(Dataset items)
★ ★ ★
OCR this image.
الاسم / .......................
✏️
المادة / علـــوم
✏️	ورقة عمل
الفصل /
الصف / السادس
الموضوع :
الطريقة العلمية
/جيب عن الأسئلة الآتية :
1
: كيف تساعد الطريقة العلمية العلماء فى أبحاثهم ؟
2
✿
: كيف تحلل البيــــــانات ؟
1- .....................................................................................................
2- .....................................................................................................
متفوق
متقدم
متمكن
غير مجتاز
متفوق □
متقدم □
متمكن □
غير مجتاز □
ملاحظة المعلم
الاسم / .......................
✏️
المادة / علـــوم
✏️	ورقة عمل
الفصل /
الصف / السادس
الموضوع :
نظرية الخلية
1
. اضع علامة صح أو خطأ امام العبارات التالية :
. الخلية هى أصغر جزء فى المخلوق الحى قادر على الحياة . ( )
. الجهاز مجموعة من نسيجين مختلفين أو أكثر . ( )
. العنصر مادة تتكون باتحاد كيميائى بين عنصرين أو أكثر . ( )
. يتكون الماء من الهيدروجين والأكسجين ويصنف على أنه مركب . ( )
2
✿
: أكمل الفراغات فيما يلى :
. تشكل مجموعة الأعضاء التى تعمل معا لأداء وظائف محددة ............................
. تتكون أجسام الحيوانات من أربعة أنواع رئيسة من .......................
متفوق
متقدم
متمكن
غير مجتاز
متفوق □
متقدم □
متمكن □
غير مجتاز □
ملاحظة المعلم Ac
★ ★ ★
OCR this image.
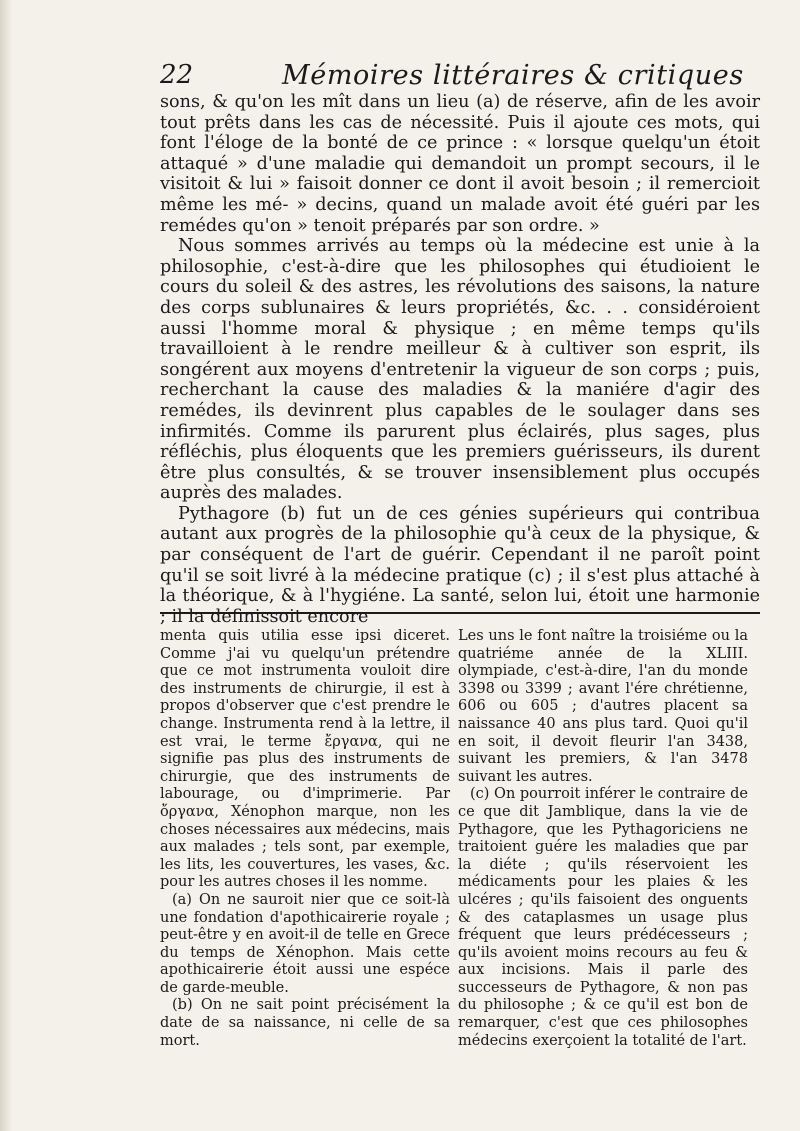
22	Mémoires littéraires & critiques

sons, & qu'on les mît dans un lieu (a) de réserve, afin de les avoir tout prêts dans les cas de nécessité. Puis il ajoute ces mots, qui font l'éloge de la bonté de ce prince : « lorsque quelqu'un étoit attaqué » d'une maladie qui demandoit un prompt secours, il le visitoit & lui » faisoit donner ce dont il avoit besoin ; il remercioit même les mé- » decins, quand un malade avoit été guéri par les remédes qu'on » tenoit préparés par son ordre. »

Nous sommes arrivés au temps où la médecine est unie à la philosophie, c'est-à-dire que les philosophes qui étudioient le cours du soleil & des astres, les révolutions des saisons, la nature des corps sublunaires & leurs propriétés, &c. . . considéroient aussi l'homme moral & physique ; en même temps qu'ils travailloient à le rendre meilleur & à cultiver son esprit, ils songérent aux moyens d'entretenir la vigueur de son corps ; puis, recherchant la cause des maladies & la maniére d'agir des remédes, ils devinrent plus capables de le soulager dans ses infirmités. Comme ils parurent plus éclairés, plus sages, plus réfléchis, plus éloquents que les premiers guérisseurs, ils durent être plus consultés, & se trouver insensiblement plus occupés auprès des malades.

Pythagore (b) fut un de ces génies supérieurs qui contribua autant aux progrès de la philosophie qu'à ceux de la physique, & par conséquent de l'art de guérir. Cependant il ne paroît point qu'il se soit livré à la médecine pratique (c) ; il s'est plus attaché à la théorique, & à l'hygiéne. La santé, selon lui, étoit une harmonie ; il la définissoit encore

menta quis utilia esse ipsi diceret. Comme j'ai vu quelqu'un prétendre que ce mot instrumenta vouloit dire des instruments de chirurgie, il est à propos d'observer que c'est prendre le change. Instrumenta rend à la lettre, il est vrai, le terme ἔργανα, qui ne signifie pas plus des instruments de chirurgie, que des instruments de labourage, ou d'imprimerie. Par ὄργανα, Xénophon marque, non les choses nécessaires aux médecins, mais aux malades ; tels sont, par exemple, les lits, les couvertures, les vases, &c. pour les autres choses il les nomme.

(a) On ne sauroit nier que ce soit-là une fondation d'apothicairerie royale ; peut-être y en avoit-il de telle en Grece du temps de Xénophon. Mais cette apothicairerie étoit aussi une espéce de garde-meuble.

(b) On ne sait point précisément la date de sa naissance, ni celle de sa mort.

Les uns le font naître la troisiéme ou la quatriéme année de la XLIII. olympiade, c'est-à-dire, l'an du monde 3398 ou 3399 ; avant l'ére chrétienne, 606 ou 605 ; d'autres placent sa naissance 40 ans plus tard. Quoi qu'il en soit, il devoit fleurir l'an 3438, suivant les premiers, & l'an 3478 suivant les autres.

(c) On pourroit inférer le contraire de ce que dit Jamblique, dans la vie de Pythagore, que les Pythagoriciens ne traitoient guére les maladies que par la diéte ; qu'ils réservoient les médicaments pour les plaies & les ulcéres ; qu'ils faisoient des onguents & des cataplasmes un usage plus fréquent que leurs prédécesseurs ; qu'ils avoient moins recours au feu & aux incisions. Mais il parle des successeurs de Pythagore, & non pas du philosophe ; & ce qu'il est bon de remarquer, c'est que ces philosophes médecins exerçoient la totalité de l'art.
★ ★ ★
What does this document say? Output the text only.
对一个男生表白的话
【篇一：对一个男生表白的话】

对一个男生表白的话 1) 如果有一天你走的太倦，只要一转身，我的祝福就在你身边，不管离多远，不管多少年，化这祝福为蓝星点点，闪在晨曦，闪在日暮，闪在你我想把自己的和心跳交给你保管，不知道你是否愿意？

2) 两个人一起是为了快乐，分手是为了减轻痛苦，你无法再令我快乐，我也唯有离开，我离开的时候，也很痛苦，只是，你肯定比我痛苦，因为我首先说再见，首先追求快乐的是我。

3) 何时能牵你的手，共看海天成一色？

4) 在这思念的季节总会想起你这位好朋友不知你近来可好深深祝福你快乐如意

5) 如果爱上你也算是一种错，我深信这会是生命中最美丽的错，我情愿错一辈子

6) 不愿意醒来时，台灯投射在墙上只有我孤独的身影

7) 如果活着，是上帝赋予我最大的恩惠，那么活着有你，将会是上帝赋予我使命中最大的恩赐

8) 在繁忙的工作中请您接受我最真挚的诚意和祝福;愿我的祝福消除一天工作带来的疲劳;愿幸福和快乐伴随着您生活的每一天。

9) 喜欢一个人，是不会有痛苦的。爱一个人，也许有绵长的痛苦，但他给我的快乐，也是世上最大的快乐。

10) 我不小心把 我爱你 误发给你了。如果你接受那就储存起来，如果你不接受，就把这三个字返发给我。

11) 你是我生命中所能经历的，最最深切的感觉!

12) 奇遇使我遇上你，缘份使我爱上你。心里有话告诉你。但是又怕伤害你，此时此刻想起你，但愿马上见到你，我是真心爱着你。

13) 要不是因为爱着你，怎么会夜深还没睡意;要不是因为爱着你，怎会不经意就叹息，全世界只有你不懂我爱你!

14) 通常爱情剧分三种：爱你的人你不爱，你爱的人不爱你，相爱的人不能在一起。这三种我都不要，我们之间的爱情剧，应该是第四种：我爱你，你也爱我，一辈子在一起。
★ ★ ★
» INSTRUCTION
Pick out the lines above that hold the string "مجموعة" and show them.

» ANSWER TO THE TASK
. الجهاز مجموعة من نسيجين مختلفين أو أكثر . ( )
. تشكل مجموعة الأعضاء التى تعمل معا لأداء وظائف محددة ............................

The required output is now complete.